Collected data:
----

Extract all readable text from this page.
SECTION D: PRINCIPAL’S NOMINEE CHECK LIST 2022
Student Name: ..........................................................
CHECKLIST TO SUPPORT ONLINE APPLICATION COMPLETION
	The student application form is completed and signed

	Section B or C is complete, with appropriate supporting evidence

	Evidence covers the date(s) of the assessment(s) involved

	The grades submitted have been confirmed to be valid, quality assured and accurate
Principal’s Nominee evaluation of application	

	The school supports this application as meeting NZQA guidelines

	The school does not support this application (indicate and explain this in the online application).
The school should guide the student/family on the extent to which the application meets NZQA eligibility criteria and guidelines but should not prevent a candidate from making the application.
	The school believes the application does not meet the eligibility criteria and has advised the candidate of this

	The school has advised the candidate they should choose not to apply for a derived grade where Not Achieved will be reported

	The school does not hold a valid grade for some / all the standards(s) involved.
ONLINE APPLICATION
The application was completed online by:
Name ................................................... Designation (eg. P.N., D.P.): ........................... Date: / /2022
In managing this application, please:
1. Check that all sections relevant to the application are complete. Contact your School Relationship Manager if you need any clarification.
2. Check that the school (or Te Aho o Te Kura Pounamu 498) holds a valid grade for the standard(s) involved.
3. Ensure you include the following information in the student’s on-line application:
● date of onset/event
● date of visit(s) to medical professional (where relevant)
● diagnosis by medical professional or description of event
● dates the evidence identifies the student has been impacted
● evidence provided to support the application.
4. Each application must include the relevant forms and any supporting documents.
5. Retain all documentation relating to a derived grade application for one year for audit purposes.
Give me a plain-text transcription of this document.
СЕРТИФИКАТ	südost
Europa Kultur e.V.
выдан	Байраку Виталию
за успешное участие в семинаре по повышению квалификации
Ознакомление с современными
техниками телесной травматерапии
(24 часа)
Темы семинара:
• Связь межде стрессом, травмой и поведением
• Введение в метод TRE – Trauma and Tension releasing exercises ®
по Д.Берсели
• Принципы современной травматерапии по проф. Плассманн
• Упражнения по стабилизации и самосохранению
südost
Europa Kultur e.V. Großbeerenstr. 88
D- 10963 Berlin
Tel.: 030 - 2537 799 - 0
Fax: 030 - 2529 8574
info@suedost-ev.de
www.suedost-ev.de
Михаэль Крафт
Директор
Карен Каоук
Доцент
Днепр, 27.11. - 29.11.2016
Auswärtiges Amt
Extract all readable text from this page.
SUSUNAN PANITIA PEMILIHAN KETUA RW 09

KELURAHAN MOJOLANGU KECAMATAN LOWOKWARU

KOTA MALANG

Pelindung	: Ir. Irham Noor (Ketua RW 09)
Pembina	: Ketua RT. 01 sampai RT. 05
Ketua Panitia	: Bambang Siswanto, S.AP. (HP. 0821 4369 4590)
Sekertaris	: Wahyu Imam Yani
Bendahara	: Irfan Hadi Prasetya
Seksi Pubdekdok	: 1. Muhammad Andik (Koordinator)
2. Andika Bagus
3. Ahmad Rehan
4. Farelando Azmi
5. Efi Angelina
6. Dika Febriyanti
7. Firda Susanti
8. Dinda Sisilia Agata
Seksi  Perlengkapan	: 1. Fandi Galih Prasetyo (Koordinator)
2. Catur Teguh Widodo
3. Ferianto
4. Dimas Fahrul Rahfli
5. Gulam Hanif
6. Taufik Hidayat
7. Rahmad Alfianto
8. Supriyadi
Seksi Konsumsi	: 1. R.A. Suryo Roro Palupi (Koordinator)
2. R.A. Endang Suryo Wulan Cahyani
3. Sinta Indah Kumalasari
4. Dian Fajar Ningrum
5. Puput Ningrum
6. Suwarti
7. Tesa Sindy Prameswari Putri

----

Your task: Look for the word "Seksi" and return every line where it occurs.

Full output:
Seksi Pubdekdok	: 1. Muhammad Andik (Koordinator)
Seksi  Perlengkapan	: 1. Fandi Galih Prasetyo (Koordinator)
Seksi Konsumsi	: 1. R.A. Suryo Roro Palupi (Koordinator)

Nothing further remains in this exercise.